* _Source excerpt_
START

Holiday in Wales, Part 2

Mar 29, 2009 21:35


Day 2 - Hide the Pork Sausage

Sunday commenced with the Obligatory Giant Breakfast. Rhandolph had cunningly planned his breakfast tactics by putting a plastic bag in his pocket as an auxiliary doggy bag container, so most of it got shuffled into this, for later consumption.

We headed out early to the White Castle. It was stunningly atmospheric; lit by the sun and entirely empty apart from us. I Laughed In The Face Of Death by climbing up the tower and teetering along a terrifying sheer drop land bridge (myself and heights - we don't really get along...) Rhandolph, of course, was doing his mountain goat impression.

Afterwards, we went to Caerleon, and rolled around in the sunshine in a roman ampitheatre, hopped about in roman barracks, checked out a museum and a roman bath house and had some lunch in a funny little sculpture garden tea house. The Roman Bathhouse was....unimpressive. The presentation compared unfavourably with the one we visited in Bath - but that was only a tiny factor. The Temple at Bath had a tangible, visceral sense of being a sacred space. Just walking quietly about in the ruins was enough to bring on a contemplative, still mood. In the one at Caerleon, there was...something...but it was very slight, like being in any church or building with a long history of site. Bath was a place of worship long before the Romans got anywhere near it, and still contains running water today, so that's a factor.

END

* _Given exercise 1_
Please list each line of the records below that contains the word "pricing".

Element box records
START

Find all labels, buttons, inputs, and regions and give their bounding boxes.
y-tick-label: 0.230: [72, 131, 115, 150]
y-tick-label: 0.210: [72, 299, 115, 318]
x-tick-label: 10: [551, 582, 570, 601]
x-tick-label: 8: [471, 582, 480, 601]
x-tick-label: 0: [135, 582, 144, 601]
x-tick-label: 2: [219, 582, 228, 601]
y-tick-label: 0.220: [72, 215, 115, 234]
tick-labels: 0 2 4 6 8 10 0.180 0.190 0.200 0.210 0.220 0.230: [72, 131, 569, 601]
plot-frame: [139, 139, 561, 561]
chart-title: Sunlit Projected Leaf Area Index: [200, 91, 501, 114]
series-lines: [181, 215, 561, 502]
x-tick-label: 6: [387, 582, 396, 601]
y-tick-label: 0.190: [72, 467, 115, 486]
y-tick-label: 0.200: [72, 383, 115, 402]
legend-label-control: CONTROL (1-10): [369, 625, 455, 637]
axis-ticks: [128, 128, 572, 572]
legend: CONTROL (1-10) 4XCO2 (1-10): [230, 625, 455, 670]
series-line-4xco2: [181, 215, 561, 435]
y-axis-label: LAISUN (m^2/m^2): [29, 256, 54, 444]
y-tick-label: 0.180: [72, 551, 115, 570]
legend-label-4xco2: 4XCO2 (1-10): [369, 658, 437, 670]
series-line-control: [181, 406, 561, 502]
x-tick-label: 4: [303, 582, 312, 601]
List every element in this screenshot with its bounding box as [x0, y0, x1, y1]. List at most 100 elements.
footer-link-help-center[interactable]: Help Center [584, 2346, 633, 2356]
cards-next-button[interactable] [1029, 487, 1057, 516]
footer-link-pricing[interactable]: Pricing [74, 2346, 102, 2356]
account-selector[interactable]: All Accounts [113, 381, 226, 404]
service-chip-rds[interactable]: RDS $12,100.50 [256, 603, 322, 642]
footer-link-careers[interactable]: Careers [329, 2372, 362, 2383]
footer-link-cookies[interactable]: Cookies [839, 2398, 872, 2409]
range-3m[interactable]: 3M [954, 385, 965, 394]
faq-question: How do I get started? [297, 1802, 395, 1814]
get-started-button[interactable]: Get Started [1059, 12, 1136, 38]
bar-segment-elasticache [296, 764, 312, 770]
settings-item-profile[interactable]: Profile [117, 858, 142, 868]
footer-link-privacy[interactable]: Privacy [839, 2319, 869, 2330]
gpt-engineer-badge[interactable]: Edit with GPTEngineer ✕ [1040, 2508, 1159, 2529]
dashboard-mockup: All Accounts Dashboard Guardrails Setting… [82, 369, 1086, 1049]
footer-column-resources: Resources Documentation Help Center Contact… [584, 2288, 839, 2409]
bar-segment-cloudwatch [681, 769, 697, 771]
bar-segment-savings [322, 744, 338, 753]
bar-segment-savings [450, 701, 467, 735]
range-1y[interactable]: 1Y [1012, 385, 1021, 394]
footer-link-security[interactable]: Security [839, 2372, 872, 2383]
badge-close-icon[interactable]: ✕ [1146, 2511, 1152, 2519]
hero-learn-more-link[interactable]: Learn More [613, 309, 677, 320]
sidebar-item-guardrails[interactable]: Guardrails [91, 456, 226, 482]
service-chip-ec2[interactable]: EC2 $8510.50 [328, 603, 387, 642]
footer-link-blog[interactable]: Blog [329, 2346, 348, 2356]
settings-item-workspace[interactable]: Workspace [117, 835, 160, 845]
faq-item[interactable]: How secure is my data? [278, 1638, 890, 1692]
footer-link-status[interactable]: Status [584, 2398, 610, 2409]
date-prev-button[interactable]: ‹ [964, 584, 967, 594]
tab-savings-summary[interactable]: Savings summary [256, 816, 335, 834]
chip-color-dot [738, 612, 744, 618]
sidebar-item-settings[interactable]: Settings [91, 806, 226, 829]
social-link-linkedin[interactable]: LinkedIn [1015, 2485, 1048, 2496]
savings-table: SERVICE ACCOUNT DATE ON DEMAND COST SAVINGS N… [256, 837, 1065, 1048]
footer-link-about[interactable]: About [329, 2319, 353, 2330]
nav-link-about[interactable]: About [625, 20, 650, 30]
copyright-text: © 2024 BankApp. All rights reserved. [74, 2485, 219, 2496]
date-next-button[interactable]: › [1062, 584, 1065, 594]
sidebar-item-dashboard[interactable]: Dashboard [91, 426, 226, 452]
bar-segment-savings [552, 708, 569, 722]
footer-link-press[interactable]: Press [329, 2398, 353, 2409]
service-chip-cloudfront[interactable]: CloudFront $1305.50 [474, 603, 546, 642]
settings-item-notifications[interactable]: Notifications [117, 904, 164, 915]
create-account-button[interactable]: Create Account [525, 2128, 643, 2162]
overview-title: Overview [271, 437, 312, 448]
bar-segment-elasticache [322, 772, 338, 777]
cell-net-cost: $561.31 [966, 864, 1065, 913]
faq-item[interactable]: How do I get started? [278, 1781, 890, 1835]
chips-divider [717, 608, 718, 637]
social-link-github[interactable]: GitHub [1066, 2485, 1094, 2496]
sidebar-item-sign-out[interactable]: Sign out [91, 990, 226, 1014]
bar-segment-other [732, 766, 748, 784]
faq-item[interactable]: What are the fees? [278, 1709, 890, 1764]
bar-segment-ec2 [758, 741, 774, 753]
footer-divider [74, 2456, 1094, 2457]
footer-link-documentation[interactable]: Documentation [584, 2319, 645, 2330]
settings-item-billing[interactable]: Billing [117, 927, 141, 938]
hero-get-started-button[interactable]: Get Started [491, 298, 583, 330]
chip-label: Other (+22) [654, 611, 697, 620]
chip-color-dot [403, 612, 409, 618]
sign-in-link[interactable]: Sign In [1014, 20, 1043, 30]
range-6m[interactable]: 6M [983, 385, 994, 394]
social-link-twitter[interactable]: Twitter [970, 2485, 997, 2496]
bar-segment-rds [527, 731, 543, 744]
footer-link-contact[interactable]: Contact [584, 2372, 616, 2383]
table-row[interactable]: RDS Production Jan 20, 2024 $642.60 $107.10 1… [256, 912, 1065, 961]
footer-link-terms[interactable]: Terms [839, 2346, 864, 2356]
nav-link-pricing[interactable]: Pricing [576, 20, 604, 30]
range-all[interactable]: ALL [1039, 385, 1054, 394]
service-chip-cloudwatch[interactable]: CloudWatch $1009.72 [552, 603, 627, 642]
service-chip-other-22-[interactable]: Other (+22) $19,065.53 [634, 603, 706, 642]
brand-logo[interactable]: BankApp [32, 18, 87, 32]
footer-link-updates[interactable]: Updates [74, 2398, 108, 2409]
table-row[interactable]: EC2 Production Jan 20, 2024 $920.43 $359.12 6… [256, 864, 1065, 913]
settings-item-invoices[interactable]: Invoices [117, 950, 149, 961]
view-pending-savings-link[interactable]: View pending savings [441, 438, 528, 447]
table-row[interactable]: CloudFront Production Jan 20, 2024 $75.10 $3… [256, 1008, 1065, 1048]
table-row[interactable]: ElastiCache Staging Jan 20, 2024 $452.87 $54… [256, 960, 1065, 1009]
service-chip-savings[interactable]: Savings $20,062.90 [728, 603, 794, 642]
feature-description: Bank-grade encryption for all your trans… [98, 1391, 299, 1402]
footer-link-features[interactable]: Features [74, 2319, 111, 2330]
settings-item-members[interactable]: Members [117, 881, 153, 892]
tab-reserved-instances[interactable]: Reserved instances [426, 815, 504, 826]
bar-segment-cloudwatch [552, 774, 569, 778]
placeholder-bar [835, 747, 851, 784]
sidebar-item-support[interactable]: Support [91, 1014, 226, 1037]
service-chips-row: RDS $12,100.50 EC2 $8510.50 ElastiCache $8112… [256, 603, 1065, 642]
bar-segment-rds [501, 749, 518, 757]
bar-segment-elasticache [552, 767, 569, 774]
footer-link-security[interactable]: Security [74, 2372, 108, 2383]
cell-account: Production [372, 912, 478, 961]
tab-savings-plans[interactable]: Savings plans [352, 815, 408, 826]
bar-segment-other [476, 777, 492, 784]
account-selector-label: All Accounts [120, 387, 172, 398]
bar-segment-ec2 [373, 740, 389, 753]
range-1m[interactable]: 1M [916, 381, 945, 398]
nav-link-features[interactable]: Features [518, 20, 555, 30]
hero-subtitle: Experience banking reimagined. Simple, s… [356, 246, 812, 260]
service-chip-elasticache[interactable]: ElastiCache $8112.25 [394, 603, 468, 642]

END

* _Given exercise 2_
Print the part of the Wales holiday post above starting at "We headed out" and ending at "mountain goat impression.".

* _Complete response 1_
footer-link-pricing[interactable]: Pricing [74, 2346, 102, 2356]
nav-link-pricing[interactable]: Pricing [576, 20, 604, 30]

* _Complete response 2_
We headed out early to the White Castle. It was stunningly atmospheric; lit by the sun and entirely empty apart from us. I Laughed In The Face Of Death by climbing up the tower and teetering along a terrifying sheer drop land bridge (myself and heights - we don't really get along...) Rhandolph, of course, was doing his mountain goat impression.